*RECORDS FOR PROCESSING:*
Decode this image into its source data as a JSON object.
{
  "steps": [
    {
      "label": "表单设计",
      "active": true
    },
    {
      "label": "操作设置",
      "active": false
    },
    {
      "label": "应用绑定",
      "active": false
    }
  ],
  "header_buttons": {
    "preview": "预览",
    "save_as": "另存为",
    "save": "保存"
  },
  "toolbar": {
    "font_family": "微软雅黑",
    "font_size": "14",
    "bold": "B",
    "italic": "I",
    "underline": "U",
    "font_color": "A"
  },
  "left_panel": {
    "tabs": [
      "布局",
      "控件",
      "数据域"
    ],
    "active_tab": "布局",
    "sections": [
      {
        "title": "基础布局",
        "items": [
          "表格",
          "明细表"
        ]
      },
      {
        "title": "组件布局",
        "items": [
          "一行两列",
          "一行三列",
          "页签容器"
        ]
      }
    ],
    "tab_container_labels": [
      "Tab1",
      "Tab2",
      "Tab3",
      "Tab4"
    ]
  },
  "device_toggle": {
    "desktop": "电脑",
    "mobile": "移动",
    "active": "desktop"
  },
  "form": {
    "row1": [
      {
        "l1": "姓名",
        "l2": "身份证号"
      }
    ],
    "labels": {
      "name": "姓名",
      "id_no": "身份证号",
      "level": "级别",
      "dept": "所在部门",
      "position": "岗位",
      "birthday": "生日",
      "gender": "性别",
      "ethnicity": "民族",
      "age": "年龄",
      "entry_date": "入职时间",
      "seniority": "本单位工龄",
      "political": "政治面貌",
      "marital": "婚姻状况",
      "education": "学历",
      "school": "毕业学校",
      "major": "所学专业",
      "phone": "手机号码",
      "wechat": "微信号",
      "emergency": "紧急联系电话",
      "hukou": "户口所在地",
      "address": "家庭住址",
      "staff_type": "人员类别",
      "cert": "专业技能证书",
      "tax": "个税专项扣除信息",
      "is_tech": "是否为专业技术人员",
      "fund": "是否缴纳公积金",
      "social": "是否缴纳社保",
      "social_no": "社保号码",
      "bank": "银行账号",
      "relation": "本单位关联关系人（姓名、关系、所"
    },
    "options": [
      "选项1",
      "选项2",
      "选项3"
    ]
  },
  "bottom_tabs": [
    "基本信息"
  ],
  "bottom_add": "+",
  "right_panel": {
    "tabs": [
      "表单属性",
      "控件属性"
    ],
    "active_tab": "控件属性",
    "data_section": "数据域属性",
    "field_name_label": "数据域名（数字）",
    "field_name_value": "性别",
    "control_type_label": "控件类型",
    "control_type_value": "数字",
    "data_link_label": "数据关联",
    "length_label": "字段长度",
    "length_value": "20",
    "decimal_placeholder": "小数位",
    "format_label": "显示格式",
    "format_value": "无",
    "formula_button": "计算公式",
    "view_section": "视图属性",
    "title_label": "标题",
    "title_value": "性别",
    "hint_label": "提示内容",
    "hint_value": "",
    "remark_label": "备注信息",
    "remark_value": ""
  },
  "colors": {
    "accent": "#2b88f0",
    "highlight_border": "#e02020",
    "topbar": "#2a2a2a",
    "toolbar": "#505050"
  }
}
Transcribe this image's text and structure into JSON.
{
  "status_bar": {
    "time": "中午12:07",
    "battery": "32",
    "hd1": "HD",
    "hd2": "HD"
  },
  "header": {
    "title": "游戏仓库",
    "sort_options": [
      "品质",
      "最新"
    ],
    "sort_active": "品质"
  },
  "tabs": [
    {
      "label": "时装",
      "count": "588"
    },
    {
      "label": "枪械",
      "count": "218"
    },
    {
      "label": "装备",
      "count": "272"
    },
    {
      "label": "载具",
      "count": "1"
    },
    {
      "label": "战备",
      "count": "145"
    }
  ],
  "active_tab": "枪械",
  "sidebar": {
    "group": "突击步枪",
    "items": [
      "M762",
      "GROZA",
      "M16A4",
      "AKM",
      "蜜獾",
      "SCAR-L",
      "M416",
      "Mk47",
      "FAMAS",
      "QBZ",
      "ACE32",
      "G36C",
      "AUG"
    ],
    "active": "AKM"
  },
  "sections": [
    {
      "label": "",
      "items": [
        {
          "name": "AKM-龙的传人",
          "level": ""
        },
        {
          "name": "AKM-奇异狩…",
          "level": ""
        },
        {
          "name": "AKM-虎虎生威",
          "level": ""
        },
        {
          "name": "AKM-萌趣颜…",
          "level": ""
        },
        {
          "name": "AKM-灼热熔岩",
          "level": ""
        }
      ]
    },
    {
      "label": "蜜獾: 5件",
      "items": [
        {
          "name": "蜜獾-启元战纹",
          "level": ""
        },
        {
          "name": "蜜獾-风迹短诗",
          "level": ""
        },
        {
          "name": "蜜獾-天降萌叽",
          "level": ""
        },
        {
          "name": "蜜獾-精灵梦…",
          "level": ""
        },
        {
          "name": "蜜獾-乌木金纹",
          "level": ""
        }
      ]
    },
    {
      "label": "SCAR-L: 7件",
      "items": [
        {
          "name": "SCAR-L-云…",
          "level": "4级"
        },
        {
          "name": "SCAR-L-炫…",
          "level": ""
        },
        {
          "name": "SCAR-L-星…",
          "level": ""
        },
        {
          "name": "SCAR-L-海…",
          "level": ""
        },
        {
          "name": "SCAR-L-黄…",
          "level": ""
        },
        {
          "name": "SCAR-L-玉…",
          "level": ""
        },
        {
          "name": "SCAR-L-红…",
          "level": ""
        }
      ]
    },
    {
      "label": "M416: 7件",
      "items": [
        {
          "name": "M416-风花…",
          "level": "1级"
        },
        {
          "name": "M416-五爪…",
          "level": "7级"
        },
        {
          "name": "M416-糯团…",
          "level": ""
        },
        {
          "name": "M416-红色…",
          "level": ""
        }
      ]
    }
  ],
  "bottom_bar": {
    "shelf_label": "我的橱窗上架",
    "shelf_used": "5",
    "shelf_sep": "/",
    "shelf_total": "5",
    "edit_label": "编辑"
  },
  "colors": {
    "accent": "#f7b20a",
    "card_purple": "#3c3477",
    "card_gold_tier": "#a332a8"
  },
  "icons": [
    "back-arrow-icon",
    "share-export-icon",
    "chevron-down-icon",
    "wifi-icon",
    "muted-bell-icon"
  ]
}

*WHAT IS NEEDED:*
Please output the entries above, every line exactly as it reads.

*EXERCISE ANSWER:*
Decode this image into its source data as a JSON object.
{
  "steps": [
    {
      "label": "表单设计",
      "active": true
    },
    {
      "label": "操作设置",
      "active": false
    },
    {
      "label": "应用绑定",
      "active": false
    }
  ],
  "header_buttons": {
    "preview": "预览",
    "save_as": "另存为",
    "save": "保存"
  },
  "toolbar": {
    "font_family": "微软雅黑",
    "font_size": "14",
    "bold": "B",
    "italic": "I",
    "underline": "U",
    "font_color": "A"
  },
  "left_panel": {
    "tabs": [
      "布局",
      "控件",
      "数据域"
    ],
    "active_tab": "布局",
    "sections": [
      {
        "title": "基础布局",
        "items": [
          "表格",
          "明细表"
        ]
      },
      {
        "title": "组件布局",
        "items": [
          "一行两列",
          "一行三列",
          "页签容器"
        ]
      }
    ],
    "tab_container_labels": [
      "Tab1",
      "Tab2",
      "Tab3",
      "Tab4"
    ]
  },
  "device_toggle": {
    "desktop": "电脑",
    "mobile": "移动",
    "active": "desktop"
  },
  "form": {
    "row1": [
      {
        "l1": "姓名",
        "l2": "身份证号"
      }
    ],
    "labels": {
      "name": "姓名",
      "id_no": "身份证号",
      "level": "级别",
      "dept": "所在部门",
      "position": "岗位",
      "birthday": "生日",
      "gender": "性别",
      "ethnicity": "民族",
      "age": "年龄",
      "entry_date": "入职时间",
      "seniority": "本单位工龄",
      "political": "政治面貌",
      "marital": "婚姻状况",
      "education": "学历",
      "school": "毕业学校",
      "major": "所学专业",
      "phone": "手机号码",
      "wechat": "微信号",
      "emergency": "紧急联系电话",
      "hukou": "户口所在地",
      "address": "家庭住址",
      "staff_type": "人员类别",
      "cert": "专业技能证书",
      "tax": "个税专项扣除信息",
      "is_tech": "是否为专业技术人员",
      "fund": "是否缴纳公积金",
      "social": "是否缴纳社保",
      "social_no": "社保号码",
      "bank": "银行账号",
      "relation": "本单位关联关系人（姓名、关系、所"
    },
    "options": [
      "选项1",
      "选项2",
      "选项3"
    ]
  },
  "bottom_tabs": [
    "基本信息"
  ],
  "bottom_add": "+",
  "right_panel": {
    "tabs": [
      "表单属性",
      "控件属性"
    ],
    "active_tab": "控件属性",
    "data_section": "数据域属性",
    "field_name_label": "数据域名（数字）",
    "field_name_value": "性别",
    "control_type_label": "控件类型",
    "control_type_value": "数字",
    "data_link_label": "数据关联",
    "length_label": "字段长度",
    "length_value": "20",
    "decimal_placeholder": "小数位",
    "format_label": "显示格式",
    "format_value": "无",
    "formula_button": "计算公式",
    "view_section": "视图属性",
    "title_label": "标题",
    "title_value": "性别",
    "hint_label": "提示内容",
    "hint_value": "",
    "remark_label": "备注信息",
    "remark_value": ""
  },
  "colors": {
    "accent": "#2b88f0",
    "highlight_border": "#e02020",
    "topbar": "#2a2a2a",
    "toolbar": "#505050"
  }
}
Transcribe this image's text and structure into JSON.
{
  "status_bar": {
    "time": "中午12:07",
    "battery": "32",
    "hd1": "HD",
    "hd2": "HD"
  },
  "header": {
    "title": "游戏仓库",
    "sort_options": [
      "品质",
      "最新"
    ],
    "sort_active": "品质"
  },
  "tabs": [
    {
      "label": "时装",
      "count": "588"
    },
    {
      "label": "枪械",
      "count": "218"
    },
    {
      "label": "装备",
      "count": "272"
    },
    {
      "label": "载具",
      "count": "1"
    },
    {
      "label": "战备",
      "count": "145"
    }
  ],
  "active_tab": "枪械",
  "sidebar": {
    "group": "突击步枪",
    "items": [
      "M762",
      "GROZA",
      "M16A4",
      "AKM",
      "蜜獾",
      "SCAR-L",
      "M416",
      "Mk47",
      "FAMAS",
      "QBZ",
      "ACE32",
      "G36C",
      "AUG"
    ],
    "active": "AKM"
  },
  "sections": [
    {
      "label": "",
      "items": [
        {
          "name": "AKM-龙的传人",
          "level": ""
        },
        {
          "name": "AKM-奇异狩…",
          "level": ""
        },
        {
          "name": "AKM-虎虎生威",
          "level": ""
        },
        {
          "name": "AKM-萌趣颜…",
          "level": ""
        },
        {
          "name": "AKM-灼热熔岩",
          "level": ""
        }
      ]
    },
    {
      "label": "蜜獾: 5件",
      "items": [
        {
          "name": "蜜獾-启元战纹",
          "level": ""
        },
        {
          "name": "蜜獾-风迹短诗",
          "level": ""
        },
        {
          "name": "蜜獾-天降萌叽",
          "level": ""
        },
        {
          "name": "蜜獾-精灵梦…",
          "level": ""
        },
        {
          "name": "蜜獾-乌木金纹",
          "level": ""
        }
      ]
    },
    {
      "label": "SCAR-L: 7件",
      "items": [
        {
          "name": "SCAR-L-云…",
          "level": "4级"
        },
        {
          "name": "SCAR-L-炫…",
          "level": ""
        },
        {
          "name": "SCAR-L-星…",
          "level": ""
        },
        {
          "name": "SCAR-L-海…",
          "level": ""
        },
        {
          "name": "SCAR-L-黄…",
          "level": ""
        },
        {
          "name": "SCAR-L-玉…",
          "level": ""
        },
        {
          "name": "SCAR-L-红…",
          "level": ""
        }
      ]
    },
    {
      "label": "M416: 7件",
      "items": [
        {
          "name": "M416-风花…",
          "level": "1级"
        },
        {
          "name": "M416-五爪…",
          "level": "7级"
        },
        {
          "name": "M416-糯团…",
          "level": ""
        },
        {
          "name": "M416-红色…",
          "level": ""
        }
      ]
    }
  ],
  "bottom_bar": {
    "shelf_label": "我的橱窗上架",
    "shelf_used": "5",
    "shelf_sep": "/",
    "shelf_total": "5",
    "edit_label": "编辑"
  },
  "colors": {
    "accent": "#f7b20a",
    "card_purple": "#3c3477",
    "card_gold_tier": "#a332a8"
  },
  "icons": [
    "back-arrow-icon",
    "share-export-icon",
    "chevron-down-icon",
    "wifi-icon",
    "muted-bell-icon"
  ]
}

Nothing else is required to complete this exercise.